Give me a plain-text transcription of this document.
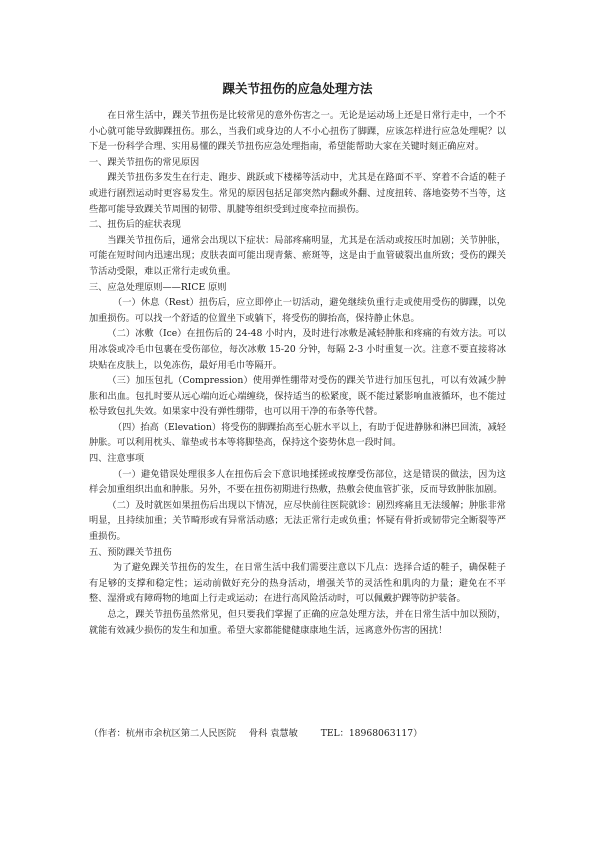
踝关节扭伤的应急处理方法

在日常生活中，踝关节扭伤是比较常见的意外伤害之一。无论是运动场上还是日常行走中，一个不小心就可能导致脚踝扭伤。那么，当我们或身边的人不小心扭伤了脚踝，应该怎样进行应急处理呢？以下是一份科学合理、实用易懂的踝关节扭伤应急处理指南，希望能帮助大家在关键时刻正确应对。

一、踝关节扭伤的常见原因

踝关节扭伤多发生在行走、跑步、跳跃或下楼梯等活动中，尤其是在路面不平、穿着不合适的鞋子或进行剧烈运动时更容易发生。常见的原因包括足部突然内翻或外翻、过度扭转、落地姿势不当等，这些都可能导致踝关节周围的韧带、肌腱等组织受到过度牵拉而损伤。

二、扭伤后的症状表现

当踝关节扭伤后，通常会出现以下症状：局部疼痛明显，尤其是在活动或按压时加剧；关节肿胀，可能在短时间内迅速出现；皮肤表面可能出现青紫、瘀斑等，这是由于血管破裂出血所致；受伤的踝关节活动受限，难以正常行走或负重。

三、应急处理原则——RICE 原则

（一）休息（Rest）扭伤后，应立即停止一切活动，避免继续负重行走或使用受伤的脚踝，以免加重损伤。可以找一个舒适的位置坐下或躺下，将受伤的脚抬高，保持静止休息。

（二）冰敷（Ice）在扭伤后的 24-48 小时内，及时进行冰敷是减轻肿胀和疼痛的有效方法。可以用冰袋或冷毛巾包裹在受伤部位，每次冰敷 15-20 分钟，每隔 2-3 小时重复一次。注意不要直接将冰块贴在皮肤上，以免冻伤，最好用毛巾等隔开。

（三）加压包扎（Compression）使用弹性绷带对受伤的踝关节进行加压包扎，可以有效减少肿胀和出血。包扎时要从远心端向近心端缠绕，保持适当的松紧度，既不能过紧影响血液循环，也不能过松导致包扎失效。如果家中没有弹性绷带，也可以用干净的布条等代替。

（四）抬高（Elevation）将受伤的脚踝抬高至心脏水平以上，有助于促进静脉和淋巴回流，减轻肿胀。可以利用枕头、靠垫或书本等将脚垫高，保持这个姿势休息一段时间。

四、注意事项

（一）避免错误处理很多人在扭伤后会下意识地揉搓或按摩受伤部位，这是错误的做法，因为这样会加重组织出血和肿胀。另外，不要在扭伤初期进行热敷，热敷会使血管扩张，反而导致肿胀加剧。

（二）及时就医如果扭伤后出现以下情况，应尽快前往医院就诊：剧烈疼痛且无法缓解；肿胀非常明显，且持续加重；关节畸形或有异常活动感；无法正常行走或负重；怀疑有骨折或韧带完全断裂等严重损伤。

五、预防踝关节扭伤

为了避免踝关节扭伤的发生，在日常生活中我们需要注意以下几点：选择合适的鞋子，确保鞋子有足够的支撑和稳定性；运动前做好充分的热身活动，增强关节的灵活性和肌肉的力量；避免在不平整、湿滑或有障碍物的地面上行走或运动；在进行高风险活动时，可以佩戴护踝等防护装备。

总之，踝关节扭伤虽然常见，但只要我们掌握了正确的应急处理方法，并在日常生活中加以预防，就能有效减少损伤的发生和加重。希望大家都能健健康康地生活，远离意外伤害的困扰！

（作者：杭州市余杭区第二人民医院 骨科 袁慧敏 TEL：18968063117）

■ **Problem requirements**: Will you restate every entry word for word and omit the images?

■ **Full response**:
Give me a plain-text transcription of this document.
踝关节扭伤的应急处理方法

在日常生活中，踝关节扭伤是比较常见的意外伤害之一。无论是运动场上还是日常行走中，一个不小心就可能导致脚踝扭伤。那么，当我们或身边的人不小心扭伤了脚踝，应该怎样进行应急处理呢？以下是一份科学合理、实用易懂的踝关节扭伤应急处理指南，希望能帮助大家在关键时刻正确应对。

一、踝关节扭伤的常见原因

踝关节扭伤多发生在行走、跑步、跳跃或下楼梯等活动中，尤其是在路面不平、穿着不合适的鞋子或进行剧烈运动时更容易发生。常见的原因包括足部突然内翻或外翻、过度扭转、落地姿势不当等，这些都可能导致踝关节周围的韧带、肌腱等组织受到过度牵拉而损伤。

二、扭伤后的症状表现

当踝关节扭伤后，通常会出现以下症状：局部疼痛明显，尤其是在活动或按压时加剧；关节肿胀，可能在短时间内迅速出现；皮肤表面可能出现青紫、瘀斑等，这是由于血管破裂出血所致；受伤的踝关节活动受限，难以正常行走或负重。

三、应急处理原则——RICE 原则

（一）休息（Rest）扭伤后，应立即停止一切活动，避免继续负重行走或使用受伤的脚踝，以免加重损伤。可以找一个舒适的位置坐下或躺下，将受伤的脚抬高，保持静止休息。

（二）冰敷（Ice）在扭伤后的 24-48 小时内，及时进行冰敷是减轻肿胀和疼痛的有效方法。可以用冰袋或冷毛巾包裹在受伤部位，每次冰敷 15-20 分钟，每隔 2-3 小时重复一次。注意不要直接将冰块贴在皮肤上，以免冻伤，最好用毛巾等隔开。

（三）加压包扎（Compression）使用弹性绷带对受伤的踝关节进行加压包扎，可以有效减少肿胀和出血。包扎时要从远心端向近心端缠绕，保持适当的松紧度，既不能过紧影响血液循环，也不能过松导致包扎失效。如果家中没有弹性绷带，也可以用干净的布条等代替。

（四）抬高（Elevation）将受伤的脚踝抬高至心脏水平以上，有助于促进静脉和淋巴回流，减轻肿胀。可以利用枕头、靠垫或书本等将脚垫高，保持这个姿势休息一段时间。

四、注意事项

（一）避免错误处理很多人在扭伤后会下意识地揉搓或按摩受伤部位，这是错误的做法，因为这样会加重组织出血和肿胀。另外，不要在扭伤初期进行热敷，热敷会使血管扩张，反而导致肿胀加剧。

（二）及时就医如果扭伤后出现以下情况，应尽快前往医院就诊：剧烈疼痛且无法缓解；肿胀非常明显，且持续加重；关节畸形或有异常活动感；无法正常行走或负重；怀疑有骨折或韧带完全断裂等严重损伤。

五、预防踝关节扭伤

为了避免踝关节扭伤的发生，在日常生活中我们需要注意以下几点：选择合适的鞋子，确保鞋子有足够的支撑和稳定性；运动前做好充分的热身活动，增强关节的灵活性和肌肉的力量；避免在不平整、湿滑或有障碍物的地面上行走或运动；在进行高风险活动时，可以佩戴护踝等防护装备。

总之，踝关节扭伤虽然常见，但只要我们掌握了正确的应急处理方法，并在日常生活中加以预防，就能有效减少损伤的发生和加重。希望大家都能健健康康地生活，远离意外伤害的困扰！

（作者：杭州市余杭区第二人民医院 骨科 袁慧敏 TEL：18968063117）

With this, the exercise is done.